Stated exercise: Among the lines below, count those containing the word "status". Give the number only.

Provided data:
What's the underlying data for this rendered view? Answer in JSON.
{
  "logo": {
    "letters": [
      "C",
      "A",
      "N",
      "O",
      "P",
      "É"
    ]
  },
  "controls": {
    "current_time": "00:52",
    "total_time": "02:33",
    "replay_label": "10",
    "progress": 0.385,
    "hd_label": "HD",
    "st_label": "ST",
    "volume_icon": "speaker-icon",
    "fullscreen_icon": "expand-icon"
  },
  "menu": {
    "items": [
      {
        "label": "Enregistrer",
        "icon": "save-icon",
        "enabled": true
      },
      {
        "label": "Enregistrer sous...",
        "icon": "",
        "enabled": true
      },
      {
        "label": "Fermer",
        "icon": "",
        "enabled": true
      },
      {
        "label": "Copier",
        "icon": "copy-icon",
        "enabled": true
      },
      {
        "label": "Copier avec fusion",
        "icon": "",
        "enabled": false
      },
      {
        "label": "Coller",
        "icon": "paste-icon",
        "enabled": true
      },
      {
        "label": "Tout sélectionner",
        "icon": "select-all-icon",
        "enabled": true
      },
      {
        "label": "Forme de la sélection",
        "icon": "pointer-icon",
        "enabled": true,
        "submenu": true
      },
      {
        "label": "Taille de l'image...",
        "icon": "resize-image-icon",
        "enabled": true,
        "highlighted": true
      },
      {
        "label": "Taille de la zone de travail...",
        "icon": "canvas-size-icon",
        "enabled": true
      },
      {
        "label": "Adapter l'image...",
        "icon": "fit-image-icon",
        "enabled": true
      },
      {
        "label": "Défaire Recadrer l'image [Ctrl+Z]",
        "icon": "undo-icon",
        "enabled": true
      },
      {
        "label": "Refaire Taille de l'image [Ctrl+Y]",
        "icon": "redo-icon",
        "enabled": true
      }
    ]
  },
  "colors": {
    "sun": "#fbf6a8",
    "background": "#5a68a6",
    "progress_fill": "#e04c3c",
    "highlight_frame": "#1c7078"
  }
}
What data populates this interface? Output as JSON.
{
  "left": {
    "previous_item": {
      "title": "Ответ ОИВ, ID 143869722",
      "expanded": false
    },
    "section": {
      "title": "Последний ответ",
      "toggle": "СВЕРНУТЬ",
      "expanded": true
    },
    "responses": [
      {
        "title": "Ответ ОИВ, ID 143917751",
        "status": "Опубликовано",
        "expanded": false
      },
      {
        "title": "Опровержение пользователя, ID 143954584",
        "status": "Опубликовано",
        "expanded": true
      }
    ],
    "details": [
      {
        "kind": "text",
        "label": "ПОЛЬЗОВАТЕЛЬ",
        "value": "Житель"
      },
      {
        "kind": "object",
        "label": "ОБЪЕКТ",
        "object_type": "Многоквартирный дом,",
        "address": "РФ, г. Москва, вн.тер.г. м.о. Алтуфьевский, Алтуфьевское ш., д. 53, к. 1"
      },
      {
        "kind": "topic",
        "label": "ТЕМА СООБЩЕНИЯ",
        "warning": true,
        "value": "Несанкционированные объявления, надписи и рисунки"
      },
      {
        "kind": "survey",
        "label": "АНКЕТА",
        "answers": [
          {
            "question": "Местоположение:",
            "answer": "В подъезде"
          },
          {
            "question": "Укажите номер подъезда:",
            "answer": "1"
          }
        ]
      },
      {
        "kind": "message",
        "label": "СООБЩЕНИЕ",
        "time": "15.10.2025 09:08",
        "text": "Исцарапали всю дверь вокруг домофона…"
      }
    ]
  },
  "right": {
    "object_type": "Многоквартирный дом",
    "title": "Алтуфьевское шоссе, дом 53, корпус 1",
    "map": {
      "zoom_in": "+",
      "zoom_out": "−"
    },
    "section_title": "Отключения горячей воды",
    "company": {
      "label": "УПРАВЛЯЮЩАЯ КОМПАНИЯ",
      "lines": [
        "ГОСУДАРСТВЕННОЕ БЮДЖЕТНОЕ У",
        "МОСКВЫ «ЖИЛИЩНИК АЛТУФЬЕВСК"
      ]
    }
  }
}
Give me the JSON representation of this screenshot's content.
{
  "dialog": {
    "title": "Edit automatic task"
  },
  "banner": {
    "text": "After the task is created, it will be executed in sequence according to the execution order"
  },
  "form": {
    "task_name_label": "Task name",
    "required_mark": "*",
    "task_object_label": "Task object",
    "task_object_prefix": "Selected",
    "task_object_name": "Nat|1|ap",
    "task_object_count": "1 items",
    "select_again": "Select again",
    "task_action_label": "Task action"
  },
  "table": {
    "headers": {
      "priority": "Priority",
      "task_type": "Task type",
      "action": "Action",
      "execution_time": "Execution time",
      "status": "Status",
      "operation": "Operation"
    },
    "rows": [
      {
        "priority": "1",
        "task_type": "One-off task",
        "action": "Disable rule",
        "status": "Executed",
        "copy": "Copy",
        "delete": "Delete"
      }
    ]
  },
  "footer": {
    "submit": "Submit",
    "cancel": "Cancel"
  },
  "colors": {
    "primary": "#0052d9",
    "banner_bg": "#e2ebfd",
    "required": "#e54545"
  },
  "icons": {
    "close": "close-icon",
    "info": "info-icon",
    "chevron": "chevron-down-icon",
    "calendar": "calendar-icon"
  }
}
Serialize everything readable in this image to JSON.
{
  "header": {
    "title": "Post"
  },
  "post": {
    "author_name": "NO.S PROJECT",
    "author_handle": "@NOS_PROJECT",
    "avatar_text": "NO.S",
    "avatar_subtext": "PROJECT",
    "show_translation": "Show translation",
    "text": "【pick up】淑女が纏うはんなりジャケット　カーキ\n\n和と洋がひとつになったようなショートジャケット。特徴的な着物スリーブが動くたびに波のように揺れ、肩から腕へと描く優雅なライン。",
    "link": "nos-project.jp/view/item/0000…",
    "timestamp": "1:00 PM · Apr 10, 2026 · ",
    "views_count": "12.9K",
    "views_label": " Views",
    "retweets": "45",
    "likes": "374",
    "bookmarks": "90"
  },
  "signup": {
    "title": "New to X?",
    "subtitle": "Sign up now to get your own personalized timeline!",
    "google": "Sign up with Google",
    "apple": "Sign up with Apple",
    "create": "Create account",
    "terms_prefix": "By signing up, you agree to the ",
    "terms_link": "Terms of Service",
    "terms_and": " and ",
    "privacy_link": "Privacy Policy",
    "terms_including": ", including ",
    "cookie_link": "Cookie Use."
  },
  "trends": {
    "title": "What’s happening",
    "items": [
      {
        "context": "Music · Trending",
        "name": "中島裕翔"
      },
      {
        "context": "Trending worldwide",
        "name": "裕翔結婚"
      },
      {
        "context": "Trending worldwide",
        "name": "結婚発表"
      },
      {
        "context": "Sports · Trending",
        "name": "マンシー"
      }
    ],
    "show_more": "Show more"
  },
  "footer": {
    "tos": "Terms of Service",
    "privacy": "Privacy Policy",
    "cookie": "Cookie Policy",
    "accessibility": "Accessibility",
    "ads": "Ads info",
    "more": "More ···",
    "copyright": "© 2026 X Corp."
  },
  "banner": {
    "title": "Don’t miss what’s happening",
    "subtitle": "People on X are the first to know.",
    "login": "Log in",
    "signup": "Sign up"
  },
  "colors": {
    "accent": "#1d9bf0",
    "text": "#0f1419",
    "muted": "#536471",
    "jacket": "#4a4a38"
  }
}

Result below: 4